*TASK OBJECTIVE*: Every line containing the word "detached" needs to be found and copied.

*ENTRIES*:
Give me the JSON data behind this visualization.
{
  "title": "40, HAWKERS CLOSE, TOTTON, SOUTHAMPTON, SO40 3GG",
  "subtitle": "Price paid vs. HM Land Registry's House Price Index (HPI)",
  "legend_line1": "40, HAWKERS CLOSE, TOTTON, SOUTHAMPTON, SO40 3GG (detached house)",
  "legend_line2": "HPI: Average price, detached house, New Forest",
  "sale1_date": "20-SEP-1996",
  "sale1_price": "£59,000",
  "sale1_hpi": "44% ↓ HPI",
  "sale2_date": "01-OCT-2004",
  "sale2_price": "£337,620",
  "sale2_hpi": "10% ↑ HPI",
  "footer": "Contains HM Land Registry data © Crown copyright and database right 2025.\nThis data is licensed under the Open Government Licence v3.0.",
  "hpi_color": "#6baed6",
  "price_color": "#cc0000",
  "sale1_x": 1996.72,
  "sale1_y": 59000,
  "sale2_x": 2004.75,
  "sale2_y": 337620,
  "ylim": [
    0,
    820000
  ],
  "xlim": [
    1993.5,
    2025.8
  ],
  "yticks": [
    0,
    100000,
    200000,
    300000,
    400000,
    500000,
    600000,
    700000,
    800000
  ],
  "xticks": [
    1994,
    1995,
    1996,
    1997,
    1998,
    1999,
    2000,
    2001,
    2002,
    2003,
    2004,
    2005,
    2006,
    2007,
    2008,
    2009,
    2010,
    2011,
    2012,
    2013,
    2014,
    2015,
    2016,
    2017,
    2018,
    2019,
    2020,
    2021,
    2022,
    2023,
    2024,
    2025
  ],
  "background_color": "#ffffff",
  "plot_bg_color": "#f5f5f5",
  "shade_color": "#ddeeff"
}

*WRITTEN REPLY*:
  "legend_line1": "40, HAWKERS CLOSE, TOTTON, SOUTHAMPTON, SO40 3GG (detached house)",
  "legend_line2": "HPI: Average price, detached house, New Forest",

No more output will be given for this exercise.